Assignment: Would you print the whole listing again, exactly?

*** Material provided Section Begins ***

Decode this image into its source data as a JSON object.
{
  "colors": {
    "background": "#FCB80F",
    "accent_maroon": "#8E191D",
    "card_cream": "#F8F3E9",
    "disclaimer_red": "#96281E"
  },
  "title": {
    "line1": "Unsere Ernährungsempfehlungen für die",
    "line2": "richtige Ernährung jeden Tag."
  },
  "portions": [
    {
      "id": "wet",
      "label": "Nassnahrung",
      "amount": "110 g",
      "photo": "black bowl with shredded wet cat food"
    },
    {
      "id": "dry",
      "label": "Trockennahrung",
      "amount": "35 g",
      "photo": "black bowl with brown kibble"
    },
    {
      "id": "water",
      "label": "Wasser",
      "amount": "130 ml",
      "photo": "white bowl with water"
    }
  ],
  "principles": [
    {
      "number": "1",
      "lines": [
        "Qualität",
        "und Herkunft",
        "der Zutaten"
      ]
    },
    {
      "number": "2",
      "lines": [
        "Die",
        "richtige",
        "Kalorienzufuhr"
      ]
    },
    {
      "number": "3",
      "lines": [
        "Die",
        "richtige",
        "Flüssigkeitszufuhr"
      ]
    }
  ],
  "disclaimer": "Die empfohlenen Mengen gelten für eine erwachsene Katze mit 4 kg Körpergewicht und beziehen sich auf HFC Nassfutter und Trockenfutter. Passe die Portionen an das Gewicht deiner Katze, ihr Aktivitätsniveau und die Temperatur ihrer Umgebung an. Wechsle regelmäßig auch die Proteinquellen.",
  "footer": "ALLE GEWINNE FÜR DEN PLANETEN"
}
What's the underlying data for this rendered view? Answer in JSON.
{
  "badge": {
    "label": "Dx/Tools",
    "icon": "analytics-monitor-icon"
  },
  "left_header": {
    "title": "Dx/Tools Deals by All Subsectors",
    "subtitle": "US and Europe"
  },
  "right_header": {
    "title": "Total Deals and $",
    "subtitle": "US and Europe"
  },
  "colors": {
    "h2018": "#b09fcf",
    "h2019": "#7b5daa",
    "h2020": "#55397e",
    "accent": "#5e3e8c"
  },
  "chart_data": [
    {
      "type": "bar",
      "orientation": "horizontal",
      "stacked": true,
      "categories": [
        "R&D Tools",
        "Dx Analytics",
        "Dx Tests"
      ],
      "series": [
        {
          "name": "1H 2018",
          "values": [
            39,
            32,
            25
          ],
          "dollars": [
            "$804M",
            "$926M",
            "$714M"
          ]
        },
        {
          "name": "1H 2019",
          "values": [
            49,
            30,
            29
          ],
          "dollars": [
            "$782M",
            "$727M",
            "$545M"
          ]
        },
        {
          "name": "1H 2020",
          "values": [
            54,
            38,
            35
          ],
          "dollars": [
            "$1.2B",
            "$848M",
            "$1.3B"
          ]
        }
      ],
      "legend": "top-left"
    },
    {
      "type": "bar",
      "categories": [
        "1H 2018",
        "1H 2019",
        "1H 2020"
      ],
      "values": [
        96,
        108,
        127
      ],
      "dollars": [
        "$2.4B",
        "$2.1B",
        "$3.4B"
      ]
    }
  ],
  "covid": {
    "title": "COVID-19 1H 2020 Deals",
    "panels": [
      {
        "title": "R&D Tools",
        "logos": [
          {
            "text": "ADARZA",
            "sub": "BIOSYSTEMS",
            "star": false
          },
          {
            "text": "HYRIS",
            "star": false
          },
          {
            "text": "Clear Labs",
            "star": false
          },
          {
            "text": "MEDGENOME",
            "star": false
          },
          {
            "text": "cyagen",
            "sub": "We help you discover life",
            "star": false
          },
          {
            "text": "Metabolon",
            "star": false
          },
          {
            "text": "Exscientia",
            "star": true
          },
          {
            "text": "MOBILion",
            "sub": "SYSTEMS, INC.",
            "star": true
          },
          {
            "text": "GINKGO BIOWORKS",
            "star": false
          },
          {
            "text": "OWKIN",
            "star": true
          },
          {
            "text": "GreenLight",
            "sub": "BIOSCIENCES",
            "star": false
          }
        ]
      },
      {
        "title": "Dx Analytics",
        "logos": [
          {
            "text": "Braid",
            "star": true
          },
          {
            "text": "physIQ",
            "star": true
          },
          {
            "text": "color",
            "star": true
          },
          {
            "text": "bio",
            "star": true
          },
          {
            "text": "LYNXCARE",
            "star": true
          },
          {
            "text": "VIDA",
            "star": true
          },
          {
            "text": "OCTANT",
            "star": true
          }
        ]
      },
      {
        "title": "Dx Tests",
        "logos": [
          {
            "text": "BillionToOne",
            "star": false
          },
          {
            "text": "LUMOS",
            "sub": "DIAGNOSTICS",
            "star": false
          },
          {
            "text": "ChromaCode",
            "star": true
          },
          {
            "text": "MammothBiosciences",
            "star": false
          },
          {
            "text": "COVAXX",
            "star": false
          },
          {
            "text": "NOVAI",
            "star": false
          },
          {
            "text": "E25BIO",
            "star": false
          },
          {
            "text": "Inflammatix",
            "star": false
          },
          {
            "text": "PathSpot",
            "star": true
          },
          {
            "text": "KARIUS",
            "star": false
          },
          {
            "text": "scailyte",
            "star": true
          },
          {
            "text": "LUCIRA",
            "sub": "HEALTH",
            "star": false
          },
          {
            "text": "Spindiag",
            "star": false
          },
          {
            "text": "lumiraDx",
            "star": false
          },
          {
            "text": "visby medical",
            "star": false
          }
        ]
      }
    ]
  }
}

*** Material provided Section Ends ***

Solution to the exercise:
Decode this image into its source data as a JSON object.
{
  "colors": {
    "background": "#FCB80F",
    "accent_maroon": "#8E191D",
    "card_cream": "#F8F3E9",
    "disclaimer_red": "#96281E"
  },
  "title": {
    "line1": "Unsere Ernährungsempfehlungen für die",
    "line2": "richtige Ernährung jeden Tag."
  },
  "portions": [
    {
      "id": "wet",
      "label": "Nassnahrung",
      "amount": "110 g",
      "photo": "black bowl with shredded wet cat food"
    },
    {
      "id": "dry",
      "label": "Trockennahrung",
      "amount": "35 g",
      "photo": "black bowl with brown kibble"
    },
    {
      "id": "water",
      "label": "Wasser",
      "amount": "130 ml",
      "photo": "white bowl with water"
    }
  ],
  "principles": [
    {
      "number": "1",
      "lines": [
        "Qualität",
        "und Herkunft",
        "der Zutaten"
      ]
    },
    {
      "number": "2",
      "lines": [
        "Die",
        "richtige",
        "Kalorienzufuhr"
      ]
    },
    {
      "number": "3",
      "lines": [
        "Die",
        "richtige",
        "Flüssigkeitszufuhr"
      ]
    }
  ],
  "disclaimer": "Die empfohlenen Mengen gelten für eine erwachsene Katze mit 4 kg Körpergewicht und beziehen sich auf HFC Nassfutter und Trockenfutter. Passe die Portionen an das Gewicht deiner Katze, ihr Aktivitätsniveau und die Temperatur ihrer Umgebung an. Wechsle regelmäßig auch die Proteinquellen.",
  "footer": "ALLE GEWINNE FÜR DEN PLANETEN"
}
What's the underlying data for this rendered view? Answer in JSON.
{
  "badge": {
    "label": "Dx/Tools",
    "icon": "analytics-monitor-icon"
  },
  "left_header": {
    "title": "Dx/Tools Deals by All Subsectors",
    "subtitle": "US and Europe"
  },
  "right_header": {
    "title": "Total Deals and $",
    "subtitle": "US and Europe"
  },
  "colors": {
    "h2018": "#b09fcf",
    "h2019": "#7b5daa",
    "h2020": "#55397e",
    "accent": "#5e3e8c"
  },
  "chart_data": [
    {
      "type": "bar",
      "orientation": "horizontal",
      "stacked": true,
      "categories": [
        "R&D Tools",
        "Dx Analytics",
        "Dx Tests"
      ],
      "series": [
        {
          "name": "1H 2018",
          "values": [
            39,
            32,
            25
          ],
          "dollars": [
            "$804M",
            "$926M",
            "$714M"
          ]
        },
        {
          "name": "1H 2019",
          "values": [
            49,
            30,
            29
          ],
          "dollars": [
            "$782M",
            "$727M",
            "$545M"
          ]
        },
        {
          "name": "1H 2020",
          "values": [
            54,
            38,
            35
          ],
          "dollars": [
            "$1.2B",
            "$848M",
            "$1.3B"
          ]
        }
      ],
      "legend": "top-left"
    },
    {
      "type": "bar",
      "categories": [
        "1H 2018",
        "1H 2019",
        "1H 2020"
      ],
      "values": [
        96,
        108,
        127
      ],
      "dollars": [
        "$2.4B",
        "$2.1B",
        "$3.4B"
      ]
    }
  ],
  "covid": {
    "title": "COVID-19 1H 2020 Deals",
    "panels": [
      {
        "title": "R&D Tools",
        "logos": [
          {
            "text": "ADARZA",
            "sub": "BIOSYSTEMS",
            "star": false
          },
          {
            "text": "HYRIS",
            "star": false
          },
          {
            "text": "Clear Labs",
            "star": false
          },
          {
            "text": "MEDGENOME",
            "star": false
          },
          {
            "text": "cyagen",
            "sub": "We help you discover life",
            "star": false
          },
          {
            "text": "Metabolon",
            "star": false
          },
          {
            "text": "Exscientia",
            "star": true
          },
          {
            "text": "MOBILion",
            "sub": "SYSTEMS, INC.",
            "star": true
          },
          {
            "text": "GINKGO BIOWORKS",
            "star": false
          },
          {
            "text": "OWKIN",
            "star": true
          },
          {
            "text": "GreenLight",
            "sub": "BIOSCIENCES",
            "star": false
          }
        ]
      },
      {
        "title": "Dx Analytics",
        "logos": [
          {
            "text": "Braid",
            "star": true
          },
          {
            "text": "physIQ",
            "star": true
          },
          {
            "text": "color",
            "star": true
          },
          {
            "text": "bio",
            "star": true
          },
          {
            "text": "LYNXCARE",
            "star": true
          },
          {
            "text": "VIDA",
            "star": true
          },
          {
            "text": "OCTANT",
            "star": true
          }
        ]
      },
      {
        "title": "Dx Tests",
        "logos": [
          {
            "text": "BillionToOne",
            "star": false
          },
          {
            "text": "LUMOS",
            "sub": "DIAGNOSTICS",
            "star": false
          },
          {
            "text": "ChromaCode",
            "star": true
          },
          {
            "text": "MammothBiosciences",
            "star": false
          },
          {
            "text": "COVAXX",
            "star": false
          },
          {
            "text": "NOVAI",
            "star": false
          },
          {
            "text": "E25BIO",
            "star": false
          },
          {
            "text": "Inflammatix",
            "star": false
          },
          {
            "text": "PathSpot",
            "star": true
          },
          {
            "text": "KARIUS",
            "star": false
          },
          {
            "text": "scailyte",
            "star": true
          },
          {
            "text": "LUCIRA",
            "sub": "HEALTH",
            "star": false
          },
          {
            "text": "Spindiag",
            "star": false
          },
          {
            "text": "lumiraDx",
            "star": false
          },
          {
            "text": "visby medical",
            "star": false
          }
        ]
      }
    ]
  }
}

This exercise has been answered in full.